Your instructions.
Retype every entry word for word.

Records from a data collection
•••
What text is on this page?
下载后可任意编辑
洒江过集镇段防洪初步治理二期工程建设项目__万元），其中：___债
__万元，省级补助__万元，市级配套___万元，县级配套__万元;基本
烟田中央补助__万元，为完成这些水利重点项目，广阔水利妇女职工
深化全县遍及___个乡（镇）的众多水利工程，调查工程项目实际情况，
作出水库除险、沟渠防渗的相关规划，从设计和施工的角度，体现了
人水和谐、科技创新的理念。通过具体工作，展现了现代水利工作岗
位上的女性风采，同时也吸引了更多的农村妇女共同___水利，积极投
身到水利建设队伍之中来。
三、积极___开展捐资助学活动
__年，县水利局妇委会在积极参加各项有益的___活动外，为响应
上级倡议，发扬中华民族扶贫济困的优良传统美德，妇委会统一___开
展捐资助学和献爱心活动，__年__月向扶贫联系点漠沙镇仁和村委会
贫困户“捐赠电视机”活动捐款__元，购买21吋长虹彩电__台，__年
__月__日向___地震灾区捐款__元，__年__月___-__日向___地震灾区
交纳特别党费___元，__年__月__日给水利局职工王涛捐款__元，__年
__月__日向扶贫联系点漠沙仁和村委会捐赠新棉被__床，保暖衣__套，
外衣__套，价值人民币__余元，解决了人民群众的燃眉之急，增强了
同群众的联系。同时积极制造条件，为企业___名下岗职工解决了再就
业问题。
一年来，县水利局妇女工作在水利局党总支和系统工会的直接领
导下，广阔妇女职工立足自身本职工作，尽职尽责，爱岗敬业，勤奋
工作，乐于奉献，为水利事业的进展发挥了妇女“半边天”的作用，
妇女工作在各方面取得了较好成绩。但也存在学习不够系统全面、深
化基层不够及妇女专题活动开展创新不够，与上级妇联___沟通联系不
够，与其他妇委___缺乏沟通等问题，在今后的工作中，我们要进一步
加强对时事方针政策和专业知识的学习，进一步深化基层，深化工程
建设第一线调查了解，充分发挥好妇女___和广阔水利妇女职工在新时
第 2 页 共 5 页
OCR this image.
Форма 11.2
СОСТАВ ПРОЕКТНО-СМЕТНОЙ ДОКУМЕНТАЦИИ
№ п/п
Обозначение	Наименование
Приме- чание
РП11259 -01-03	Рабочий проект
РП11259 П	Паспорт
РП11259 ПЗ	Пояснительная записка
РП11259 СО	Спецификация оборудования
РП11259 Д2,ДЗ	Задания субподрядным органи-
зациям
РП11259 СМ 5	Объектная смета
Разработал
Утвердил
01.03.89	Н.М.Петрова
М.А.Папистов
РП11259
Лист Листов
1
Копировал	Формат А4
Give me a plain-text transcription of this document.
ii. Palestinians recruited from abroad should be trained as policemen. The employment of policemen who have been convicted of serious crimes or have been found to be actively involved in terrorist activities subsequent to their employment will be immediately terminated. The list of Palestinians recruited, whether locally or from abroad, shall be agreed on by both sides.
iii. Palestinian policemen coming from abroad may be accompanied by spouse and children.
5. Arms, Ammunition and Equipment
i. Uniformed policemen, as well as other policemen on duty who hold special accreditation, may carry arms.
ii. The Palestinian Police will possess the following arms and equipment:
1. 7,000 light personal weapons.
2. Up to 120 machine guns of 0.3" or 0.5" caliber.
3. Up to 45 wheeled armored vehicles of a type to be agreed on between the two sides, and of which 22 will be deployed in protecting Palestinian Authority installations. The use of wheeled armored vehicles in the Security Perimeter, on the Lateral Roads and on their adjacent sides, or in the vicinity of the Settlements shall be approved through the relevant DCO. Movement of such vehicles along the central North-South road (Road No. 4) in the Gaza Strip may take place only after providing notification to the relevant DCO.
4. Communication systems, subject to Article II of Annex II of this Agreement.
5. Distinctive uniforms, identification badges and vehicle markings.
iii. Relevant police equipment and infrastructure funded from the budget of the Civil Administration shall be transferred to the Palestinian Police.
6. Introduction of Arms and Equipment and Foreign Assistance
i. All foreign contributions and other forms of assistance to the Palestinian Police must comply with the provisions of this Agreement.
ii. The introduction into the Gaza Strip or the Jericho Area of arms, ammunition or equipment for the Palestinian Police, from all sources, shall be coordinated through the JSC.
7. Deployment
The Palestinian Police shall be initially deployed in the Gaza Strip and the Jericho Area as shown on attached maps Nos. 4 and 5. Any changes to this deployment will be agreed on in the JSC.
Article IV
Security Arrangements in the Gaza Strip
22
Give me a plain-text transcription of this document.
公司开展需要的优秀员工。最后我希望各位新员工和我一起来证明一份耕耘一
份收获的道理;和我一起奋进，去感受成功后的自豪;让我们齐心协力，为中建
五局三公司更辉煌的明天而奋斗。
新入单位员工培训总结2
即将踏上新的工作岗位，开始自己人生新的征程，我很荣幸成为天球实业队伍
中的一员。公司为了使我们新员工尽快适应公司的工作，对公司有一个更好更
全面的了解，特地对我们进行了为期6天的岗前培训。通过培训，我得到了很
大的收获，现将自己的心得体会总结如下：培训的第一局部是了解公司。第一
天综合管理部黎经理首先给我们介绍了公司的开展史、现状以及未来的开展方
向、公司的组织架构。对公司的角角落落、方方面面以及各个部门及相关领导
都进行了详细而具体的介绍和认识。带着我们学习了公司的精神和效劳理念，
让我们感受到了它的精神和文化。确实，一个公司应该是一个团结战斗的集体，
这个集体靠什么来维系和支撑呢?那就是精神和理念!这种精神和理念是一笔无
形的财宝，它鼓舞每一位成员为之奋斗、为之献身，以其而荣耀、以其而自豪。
•••
Right answer.
What text is on this page?
下载后可任意编辑
洒江过集镇段防洪初步治理二期工程建设项目__万元），其中：___债
__万元，省级补助__万元，市级配套___万元，县级配套__万元;基本
烟田中央补助__万元，为完成这些水利重点项目，广阔水利妇女职工
深化全县遍及___个乡（镇）的众多水利工程，调查工程项目实际情况，
作出水库除险、沟渠防渗的相关规划，从设计和施工的角度，体现了
人水和谐、科技创新的理念。通过具体工作，展现了现代水利工作岗
位上的女性风采，同时也吸引了更多的农村妇女共同___水利，积极投
身到水利建设队伍之中来。
三、积极___开展捐资助学活动
__年，县水利局妇委会在积极参加各项有益的___活动外，为响应
上级倡议，发扬中华民族扶贫济困的优良传统美德，妇委会统一___开
展捐资助学和献爱心活动，__年__月向扶贫联系点漠沙镇仁和村委会
贫困户“捐赠电视机”活动捐款__元，购买21吋长虹彩电__台，__年
__月__日向___地震灾区捐款__元，__年__月___-__日向___地震灾区
交纳特别党费___元，__年__月__日给水利局职工王涛捐款__元，__年
__月__日向扶贫联系点漠沙仁和村委会捐赠新棉被__床，保暖衣__套，
外衣__套，价值人民币__余元，解决了人民群众的燃眉之急，增强了
同群众的联系。同时积极制造条件，为企业___名下岗职工解决了再就
业问题。
一年来，县水利局妇女工作在水利局党总支和系统工会的直接领
导下，广阔妇女职工立足自身本职工作，尽职尽责，爱岗敬业，勤奋
工作，乐于奉献，为水利事业的进展发挥了妇女“半边天”的作用，
妇女工作在各方面取得了较好成绩。但也存在学习不够系统全面、深
化基层不够及妇女专题活动开展创新不够，与上级妇联___沟通联系不
够，与其他妇委___缺乏沟通等问题，在今后的工作中，我们要进一步
加强对时事方针政策和专业知识的学习，进一步深化基层，深化工程
建设第一线调查了解，充分发挥好妇女___和广阔水利妇女职工在新时
第 2 页 共 5 页
OCR this image.
Форма 11.2
СОСТАВ ПРОЕКТНО-СМЕТНОЙ ДОКУМЕНТАЦИИ
№ п/п
Обозначение	Наименование
Приме- чание
РП11259 -01-03	Рабочий проект
РП11259 П	Паспорт
РП11259 ПЗ	Пояснительная записка
РП11259 СО	Спецификация оборудования
РП11259 Д2,ДЗ	Задания субподрядным органи-
зациям
РП11259 СМ 5	Объектная смета
Разработал
Утвердил
01.03.89	Н.М.Петрова
М.А.Папистов
РП11259
Лист Листов
1
Копировал	Формат А4
Give me a plain-text transcription of this document.
ii. Palestinians recruited from abroad should be trained as policemen. The employment of policemen who have been convicted of serious crimes or have been found to be actively involved in terrorist activities subsequent to their employment will be immediately terminated. The list of Palestinians recruited, whether locally or from abroad, shall be agreed on by both sides.
iii. Palestinian policemen coming from abroad may be accompanied by spouse and children.
5. Arms, Ammunition and Equipment
i. Uniformed policemen, as well as other policemen on duty who hold special accreditation, may carry arms.
ii. The Palestinian Police will possess the following arms and equipment:
1. 7,000 light personal weapons.
2. Up to 120 machine guns of 0.3" or 0.5" caliber.
3. Up to 45 wheeled armored vehicles of a type to be agreed on between the two sides, and of which 22 will be deployed in protecting Palestinian Authority installations. The use of wheeled armored vehicles in the Security Perimeter, on the Lateral Roads and on their adjacent sides, or in the vicinity of the Settlements shall be approved through the relevant DCO. Movement of such vehicles along the central North-South road (Road No. 4) in the Gaza Strip may take place only after providing notification to the relevant DCO.
4. Communication systems, subject to Article II of Annex II of this Agreement.
5. Distinctive uniforms, identification badges and vehicle markings.
iii. Relevant police equipment and infrastructure funded from the budget of the Civil Administration shall be transferred to the Palestinian Police.
6. Introduction of Arms and Equipment and Foreign Assistance
i. All foreign contributions and other forms of assistance to the Palestinian Police must comply with the provisions of this Agreement.
ii. The introduction into the Gaza Strip or the Jericho Area of arms, ammunition or equipment for the Palestinian Police, from all sources, shall be coordinated through the JSC.
7. Deployment
The Palestinian Police shall be initially deployed in the Gaza Strip and the Jericho Area as shown on attached maps Nos. 4 and 5. Any changes to this deployment will be agreed on in the JSC.
Article IV
Security Arrangements in the Gaza Strip
22
Give me a plain-text transcription of this document.
公司开展需要的优秀员工。最后我希望各位新员工和我一起来证明一份耕耘一
份收获的道理;和我一起奋进，去感受成功后的自豪;让我们齐心协力，为中建
五局三公司更辉煌的明天而奋斗。
新入单位员工培训总结2
即将踏上新的工作岗位，开始自己人生新的征程，我很荣幸成为天球实业队伍
中的一员。公司为了使我们新员工尽快适应公司的工作，对公司有一个更好更
全面的了解，特地对我们进行了为期6天的岗前培训。通过培训，我得到了很
大的收获，现将自己的心得体会总结如下：培训的第一局部是了解公司。第一
天综合管理部黎经理首先给我们介绍了公司的开展史、现状以及未来的开展方
向、公司的组织架构。对公司的角角落落、方方面面以及各个部门及相关领导
都进行了详细而具体的介绍和认识。带着我们学习了公司的精神和效劳理念，
让我们感受到了它的精神和文化。确实，一个公司应该是一个团结战斗的集体，
这个集体靠什么来维系和支撑呢?那就是精神和理念!这种精神和理念是一笔无
形的财宝，它鼓舞每一位成员为之奋斗、为之献身，以其而荣耀、以其而自豪。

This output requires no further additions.